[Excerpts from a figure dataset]
·····

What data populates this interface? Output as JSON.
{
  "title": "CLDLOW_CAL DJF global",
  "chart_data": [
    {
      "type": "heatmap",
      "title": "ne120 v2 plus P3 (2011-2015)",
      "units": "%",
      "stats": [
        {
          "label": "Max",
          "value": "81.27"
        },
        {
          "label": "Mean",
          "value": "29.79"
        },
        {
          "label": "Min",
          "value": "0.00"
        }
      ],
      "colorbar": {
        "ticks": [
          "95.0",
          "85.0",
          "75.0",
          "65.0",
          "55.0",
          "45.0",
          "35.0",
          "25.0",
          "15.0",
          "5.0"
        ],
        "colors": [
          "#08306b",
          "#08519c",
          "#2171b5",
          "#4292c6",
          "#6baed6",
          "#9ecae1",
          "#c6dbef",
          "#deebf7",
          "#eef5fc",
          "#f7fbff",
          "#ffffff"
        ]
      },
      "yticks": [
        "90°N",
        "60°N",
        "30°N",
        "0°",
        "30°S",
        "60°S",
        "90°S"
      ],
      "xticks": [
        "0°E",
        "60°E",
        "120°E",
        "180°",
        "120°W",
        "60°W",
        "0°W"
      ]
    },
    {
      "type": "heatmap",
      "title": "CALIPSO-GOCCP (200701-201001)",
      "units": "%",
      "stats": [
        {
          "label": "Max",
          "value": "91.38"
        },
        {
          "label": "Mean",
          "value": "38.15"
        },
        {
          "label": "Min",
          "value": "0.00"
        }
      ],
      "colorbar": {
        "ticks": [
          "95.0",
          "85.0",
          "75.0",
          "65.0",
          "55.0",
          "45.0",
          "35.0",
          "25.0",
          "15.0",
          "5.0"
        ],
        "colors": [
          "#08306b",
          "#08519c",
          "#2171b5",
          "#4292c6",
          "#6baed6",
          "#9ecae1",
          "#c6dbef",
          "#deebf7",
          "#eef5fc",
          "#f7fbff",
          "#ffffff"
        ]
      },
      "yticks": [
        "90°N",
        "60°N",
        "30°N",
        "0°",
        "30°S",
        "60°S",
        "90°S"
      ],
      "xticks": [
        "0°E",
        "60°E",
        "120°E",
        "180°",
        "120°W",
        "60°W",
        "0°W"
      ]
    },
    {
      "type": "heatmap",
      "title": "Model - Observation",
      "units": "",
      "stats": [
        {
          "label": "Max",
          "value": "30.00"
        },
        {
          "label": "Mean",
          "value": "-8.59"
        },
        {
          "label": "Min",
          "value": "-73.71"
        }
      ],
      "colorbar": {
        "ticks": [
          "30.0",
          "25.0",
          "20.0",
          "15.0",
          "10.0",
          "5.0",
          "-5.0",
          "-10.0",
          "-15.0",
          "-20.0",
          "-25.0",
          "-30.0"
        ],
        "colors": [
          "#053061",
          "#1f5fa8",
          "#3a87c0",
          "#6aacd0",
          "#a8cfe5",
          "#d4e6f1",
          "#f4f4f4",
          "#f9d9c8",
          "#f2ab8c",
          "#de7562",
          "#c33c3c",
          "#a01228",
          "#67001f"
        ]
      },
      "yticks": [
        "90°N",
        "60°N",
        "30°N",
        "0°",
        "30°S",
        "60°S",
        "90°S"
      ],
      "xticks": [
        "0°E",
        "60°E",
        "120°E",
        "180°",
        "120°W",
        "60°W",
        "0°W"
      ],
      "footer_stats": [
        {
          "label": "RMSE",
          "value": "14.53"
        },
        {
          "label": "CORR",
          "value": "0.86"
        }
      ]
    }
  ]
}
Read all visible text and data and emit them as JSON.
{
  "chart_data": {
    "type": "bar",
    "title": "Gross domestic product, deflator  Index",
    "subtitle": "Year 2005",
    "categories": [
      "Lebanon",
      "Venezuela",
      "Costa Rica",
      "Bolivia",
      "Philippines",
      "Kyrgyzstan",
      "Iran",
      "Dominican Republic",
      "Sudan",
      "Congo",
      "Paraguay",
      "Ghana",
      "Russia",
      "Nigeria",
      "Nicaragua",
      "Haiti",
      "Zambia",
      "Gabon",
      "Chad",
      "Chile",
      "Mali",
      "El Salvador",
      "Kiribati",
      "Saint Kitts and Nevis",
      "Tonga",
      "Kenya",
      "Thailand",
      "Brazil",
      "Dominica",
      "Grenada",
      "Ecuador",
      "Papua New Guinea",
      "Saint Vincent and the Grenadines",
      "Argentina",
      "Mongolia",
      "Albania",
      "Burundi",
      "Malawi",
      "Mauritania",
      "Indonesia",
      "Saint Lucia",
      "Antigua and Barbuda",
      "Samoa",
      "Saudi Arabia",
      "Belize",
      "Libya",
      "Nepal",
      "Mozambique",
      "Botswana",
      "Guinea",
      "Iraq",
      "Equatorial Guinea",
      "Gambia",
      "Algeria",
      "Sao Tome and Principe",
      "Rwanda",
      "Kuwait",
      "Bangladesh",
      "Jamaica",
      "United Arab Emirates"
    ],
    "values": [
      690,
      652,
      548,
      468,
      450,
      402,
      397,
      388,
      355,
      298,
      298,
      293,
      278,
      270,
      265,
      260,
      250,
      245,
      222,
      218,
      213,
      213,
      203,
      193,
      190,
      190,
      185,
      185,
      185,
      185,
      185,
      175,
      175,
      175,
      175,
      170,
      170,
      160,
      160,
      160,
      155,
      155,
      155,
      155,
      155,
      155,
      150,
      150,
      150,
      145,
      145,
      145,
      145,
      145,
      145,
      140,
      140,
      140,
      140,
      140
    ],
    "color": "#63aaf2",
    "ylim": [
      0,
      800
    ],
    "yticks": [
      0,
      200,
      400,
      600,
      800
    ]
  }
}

·····

• The problem: Considering only the records above, state the number of lines that include the word "Saint", with nothing added.

• The response: 3